* [Stated goal]
Give every line from the entries that contains "panel".

* [Data extract]
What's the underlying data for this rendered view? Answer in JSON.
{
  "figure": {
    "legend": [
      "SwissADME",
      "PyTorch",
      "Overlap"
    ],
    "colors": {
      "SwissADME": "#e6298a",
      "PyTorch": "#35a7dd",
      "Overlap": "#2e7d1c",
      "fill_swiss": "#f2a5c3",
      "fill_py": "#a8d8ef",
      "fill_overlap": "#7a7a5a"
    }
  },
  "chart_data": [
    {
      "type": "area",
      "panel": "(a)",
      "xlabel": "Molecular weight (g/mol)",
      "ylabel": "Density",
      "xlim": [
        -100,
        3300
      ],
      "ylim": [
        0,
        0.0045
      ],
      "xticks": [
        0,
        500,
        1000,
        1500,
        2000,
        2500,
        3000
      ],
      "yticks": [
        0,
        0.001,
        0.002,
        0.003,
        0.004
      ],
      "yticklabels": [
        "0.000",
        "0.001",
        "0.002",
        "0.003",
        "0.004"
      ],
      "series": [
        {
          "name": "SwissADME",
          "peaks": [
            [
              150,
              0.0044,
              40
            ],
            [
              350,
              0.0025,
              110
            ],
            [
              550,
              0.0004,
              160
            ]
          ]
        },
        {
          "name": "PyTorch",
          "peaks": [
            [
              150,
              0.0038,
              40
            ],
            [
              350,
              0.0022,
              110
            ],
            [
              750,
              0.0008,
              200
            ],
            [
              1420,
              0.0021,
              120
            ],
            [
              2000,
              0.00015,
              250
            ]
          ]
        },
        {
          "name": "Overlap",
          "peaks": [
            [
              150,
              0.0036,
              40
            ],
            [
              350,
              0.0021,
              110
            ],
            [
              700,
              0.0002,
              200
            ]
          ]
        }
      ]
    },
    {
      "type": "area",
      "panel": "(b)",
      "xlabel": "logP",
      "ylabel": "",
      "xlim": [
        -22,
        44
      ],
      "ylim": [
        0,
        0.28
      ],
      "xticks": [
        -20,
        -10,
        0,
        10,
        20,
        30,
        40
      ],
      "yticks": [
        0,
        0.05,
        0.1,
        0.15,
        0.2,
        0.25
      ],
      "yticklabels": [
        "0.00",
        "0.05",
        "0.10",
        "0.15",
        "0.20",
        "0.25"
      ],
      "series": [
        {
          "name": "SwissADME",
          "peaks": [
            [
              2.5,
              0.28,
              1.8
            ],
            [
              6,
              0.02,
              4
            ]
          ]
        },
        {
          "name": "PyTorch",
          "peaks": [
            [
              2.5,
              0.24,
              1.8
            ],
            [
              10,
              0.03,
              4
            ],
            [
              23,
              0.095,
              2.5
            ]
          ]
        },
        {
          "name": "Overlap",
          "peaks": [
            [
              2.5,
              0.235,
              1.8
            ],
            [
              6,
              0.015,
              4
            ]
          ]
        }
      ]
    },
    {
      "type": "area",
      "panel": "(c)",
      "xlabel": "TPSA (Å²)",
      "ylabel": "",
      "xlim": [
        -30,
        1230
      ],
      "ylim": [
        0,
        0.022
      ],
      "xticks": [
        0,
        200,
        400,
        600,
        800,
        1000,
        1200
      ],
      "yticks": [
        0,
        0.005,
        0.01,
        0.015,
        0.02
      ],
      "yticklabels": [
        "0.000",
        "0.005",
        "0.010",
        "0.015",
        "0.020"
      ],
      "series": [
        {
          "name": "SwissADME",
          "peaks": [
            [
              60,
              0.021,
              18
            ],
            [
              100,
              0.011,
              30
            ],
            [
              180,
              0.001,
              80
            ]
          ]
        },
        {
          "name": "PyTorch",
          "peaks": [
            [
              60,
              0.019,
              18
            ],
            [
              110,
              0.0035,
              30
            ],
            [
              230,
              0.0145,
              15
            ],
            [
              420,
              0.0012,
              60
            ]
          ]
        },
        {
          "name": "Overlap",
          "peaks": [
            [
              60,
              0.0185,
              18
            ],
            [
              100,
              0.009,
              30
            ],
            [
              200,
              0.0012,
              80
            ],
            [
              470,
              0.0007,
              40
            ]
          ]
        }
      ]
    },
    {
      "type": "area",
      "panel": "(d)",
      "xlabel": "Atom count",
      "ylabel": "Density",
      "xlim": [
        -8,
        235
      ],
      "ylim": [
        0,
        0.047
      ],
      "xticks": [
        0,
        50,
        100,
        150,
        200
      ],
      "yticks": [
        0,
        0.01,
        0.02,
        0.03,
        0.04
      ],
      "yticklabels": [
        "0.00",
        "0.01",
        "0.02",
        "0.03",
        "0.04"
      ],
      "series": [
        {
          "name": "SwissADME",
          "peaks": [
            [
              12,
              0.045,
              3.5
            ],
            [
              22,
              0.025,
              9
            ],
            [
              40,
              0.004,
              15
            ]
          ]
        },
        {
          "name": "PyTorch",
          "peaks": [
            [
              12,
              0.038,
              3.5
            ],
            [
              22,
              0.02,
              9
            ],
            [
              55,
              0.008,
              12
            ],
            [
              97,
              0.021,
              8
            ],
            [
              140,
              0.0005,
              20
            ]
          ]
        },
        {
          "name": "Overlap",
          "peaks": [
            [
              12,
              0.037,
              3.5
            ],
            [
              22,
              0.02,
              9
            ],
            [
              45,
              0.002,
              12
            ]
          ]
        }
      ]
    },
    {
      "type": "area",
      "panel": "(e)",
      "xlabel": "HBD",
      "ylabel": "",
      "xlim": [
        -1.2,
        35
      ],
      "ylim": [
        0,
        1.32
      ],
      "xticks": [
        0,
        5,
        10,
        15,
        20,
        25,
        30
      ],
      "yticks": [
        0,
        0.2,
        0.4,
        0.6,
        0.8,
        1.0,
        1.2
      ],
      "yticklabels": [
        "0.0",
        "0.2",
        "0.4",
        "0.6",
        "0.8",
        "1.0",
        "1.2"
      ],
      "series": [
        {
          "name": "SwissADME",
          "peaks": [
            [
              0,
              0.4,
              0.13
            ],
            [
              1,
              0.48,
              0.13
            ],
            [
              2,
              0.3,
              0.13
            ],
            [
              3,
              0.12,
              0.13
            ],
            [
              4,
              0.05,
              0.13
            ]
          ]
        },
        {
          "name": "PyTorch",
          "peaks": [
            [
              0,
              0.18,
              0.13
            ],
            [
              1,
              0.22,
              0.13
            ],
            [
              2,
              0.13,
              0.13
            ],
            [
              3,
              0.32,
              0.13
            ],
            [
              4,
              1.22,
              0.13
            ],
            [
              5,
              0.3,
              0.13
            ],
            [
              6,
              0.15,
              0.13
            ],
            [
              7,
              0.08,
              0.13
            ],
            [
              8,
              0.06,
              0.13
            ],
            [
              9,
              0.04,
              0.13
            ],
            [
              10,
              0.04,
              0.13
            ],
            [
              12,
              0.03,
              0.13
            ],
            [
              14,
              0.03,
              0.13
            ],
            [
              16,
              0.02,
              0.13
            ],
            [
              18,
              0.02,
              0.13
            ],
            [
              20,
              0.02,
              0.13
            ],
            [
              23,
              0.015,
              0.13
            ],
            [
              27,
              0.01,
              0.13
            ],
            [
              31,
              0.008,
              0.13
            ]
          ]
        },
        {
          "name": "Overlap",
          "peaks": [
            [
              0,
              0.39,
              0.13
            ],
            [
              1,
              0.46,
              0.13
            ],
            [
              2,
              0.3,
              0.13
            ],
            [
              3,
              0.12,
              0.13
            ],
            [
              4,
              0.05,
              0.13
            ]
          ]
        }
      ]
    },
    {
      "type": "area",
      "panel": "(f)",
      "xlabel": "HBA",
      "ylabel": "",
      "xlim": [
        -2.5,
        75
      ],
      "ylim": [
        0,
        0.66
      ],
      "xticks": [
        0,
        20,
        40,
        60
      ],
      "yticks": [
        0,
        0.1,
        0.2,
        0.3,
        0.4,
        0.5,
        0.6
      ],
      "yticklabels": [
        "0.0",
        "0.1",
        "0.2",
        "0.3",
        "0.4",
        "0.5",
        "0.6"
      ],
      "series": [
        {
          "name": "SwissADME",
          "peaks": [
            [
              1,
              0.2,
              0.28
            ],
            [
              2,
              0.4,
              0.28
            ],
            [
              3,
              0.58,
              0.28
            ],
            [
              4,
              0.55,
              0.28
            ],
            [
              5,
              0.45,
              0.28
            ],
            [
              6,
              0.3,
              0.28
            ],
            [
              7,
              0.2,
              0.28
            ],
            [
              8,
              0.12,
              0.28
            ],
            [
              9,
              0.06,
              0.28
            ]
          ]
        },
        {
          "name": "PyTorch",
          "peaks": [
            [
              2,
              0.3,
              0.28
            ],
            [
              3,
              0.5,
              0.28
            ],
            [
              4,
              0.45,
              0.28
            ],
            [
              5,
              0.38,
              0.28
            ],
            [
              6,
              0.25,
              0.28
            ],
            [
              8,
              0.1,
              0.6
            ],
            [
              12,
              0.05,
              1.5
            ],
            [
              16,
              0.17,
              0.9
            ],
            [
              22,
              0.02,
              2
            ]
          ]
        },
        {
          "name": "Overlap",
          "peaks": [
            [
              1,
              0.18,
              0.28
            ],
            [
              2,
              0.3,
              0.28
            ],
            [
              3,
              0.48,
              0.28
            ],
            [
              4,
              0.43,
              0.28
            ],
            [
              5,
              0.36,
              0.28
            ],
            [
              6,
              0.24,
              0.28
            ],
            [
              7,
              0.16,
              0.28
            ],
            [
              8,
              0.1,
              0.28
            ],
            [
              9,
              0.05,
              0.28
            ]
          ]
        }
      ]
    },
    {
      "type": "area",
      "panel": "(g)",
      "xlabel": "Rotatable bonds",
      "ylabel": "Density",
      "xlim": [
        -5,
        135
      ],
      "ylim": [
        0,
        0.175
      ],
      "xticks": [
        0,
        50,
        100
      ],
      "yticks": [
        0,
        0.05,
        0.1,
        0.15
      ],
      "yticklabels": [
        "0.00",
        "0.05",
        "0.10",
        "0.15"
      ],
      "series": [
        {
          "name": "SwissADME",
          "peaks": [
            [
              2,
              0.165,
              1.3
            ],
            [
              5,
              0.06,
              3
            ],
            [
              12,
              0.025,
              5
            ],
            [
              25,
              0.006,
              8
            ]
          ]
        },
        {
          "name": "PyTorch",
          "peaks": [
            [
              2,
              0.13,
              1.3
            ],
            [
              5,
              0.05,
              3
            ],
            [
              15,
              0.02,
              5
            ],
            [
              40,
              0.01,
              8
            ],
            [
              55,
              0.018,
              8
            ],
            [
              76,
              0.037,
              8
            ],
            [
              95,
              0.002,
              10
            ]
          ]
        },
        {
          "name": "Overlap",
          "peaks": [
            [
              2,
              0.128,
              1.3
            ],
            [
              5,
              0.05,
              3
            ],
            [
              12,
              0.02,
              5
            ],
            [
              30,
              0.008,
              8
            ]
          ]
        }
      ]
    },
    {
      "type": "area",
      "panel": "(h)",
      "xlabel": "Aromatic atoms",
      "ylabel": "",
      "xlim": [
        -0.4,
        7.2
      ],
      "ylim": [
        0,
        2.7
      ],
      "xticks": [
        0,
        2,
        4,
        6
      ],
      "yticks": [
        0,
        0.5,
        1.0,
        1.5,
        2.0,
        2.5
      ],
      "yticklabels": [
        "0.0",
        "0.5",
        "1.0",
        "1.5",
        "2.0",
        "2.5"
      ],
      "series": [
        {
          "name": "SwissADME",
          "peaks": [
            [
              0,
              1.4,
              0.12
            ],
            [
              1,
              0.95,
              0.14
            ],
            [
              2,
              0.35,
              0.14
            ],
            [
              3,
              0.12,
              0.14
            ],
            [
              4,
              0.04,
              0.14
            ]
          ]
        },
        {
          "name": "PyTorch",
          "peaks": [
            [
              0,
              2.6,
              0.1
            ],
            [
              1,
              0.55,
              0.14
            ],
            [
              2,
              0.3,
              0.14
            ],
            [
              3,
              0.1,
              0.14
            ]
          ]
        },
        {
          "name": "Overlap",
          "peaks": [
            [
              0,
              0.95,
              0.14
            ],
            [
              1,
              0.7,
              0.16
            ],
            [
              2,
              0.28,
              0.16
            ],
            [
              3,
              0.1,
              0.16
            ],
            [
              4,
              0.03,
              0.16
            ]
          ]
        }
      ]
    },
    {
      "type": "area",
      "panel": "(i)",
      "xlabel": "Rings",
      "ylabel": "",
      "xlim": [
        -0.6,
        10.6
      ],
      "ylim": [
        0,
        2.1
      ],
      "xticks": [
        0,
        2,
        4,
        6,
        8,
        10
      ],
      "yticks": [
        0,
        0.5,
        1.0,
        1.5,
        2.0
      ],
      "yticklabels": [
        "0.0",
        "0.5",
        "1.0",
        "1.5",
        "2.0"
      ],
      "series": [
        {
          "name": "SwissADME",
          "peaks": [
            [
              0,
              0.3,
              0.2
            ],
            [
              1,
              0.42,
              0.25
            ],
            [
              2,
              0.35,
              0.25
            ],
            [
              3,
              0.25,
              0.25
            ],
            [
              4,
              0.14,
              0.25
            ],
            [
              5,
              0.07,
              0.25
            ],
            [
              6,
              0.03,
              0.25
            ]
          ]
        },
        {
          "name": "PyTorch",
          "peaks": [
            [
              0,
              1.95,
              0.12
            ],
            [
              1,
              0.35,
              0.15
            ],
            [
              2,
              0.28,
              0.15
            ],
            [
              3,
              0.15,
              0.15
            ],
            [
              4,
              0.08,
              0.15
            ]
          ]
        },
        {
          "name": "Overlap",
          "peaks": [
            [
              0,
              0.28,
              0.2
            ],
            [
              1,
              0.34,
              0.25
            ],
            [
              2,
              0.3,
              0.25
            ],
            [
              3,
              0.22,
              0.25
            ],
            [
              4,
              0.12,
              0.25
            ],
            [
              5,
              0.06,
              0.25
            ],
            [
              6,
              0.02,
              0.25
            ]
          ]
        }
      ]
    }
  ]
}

* [Result of this exercise]
      "panel": "(a)",
      "panel": "(b)",
      "panel": "(c)",
      "panel": "(d)",
      "panel": "(e)",
      "panel": "(f)",
      "panel": "(g)",
      "panel": "(h)",
      "panel": "(i)",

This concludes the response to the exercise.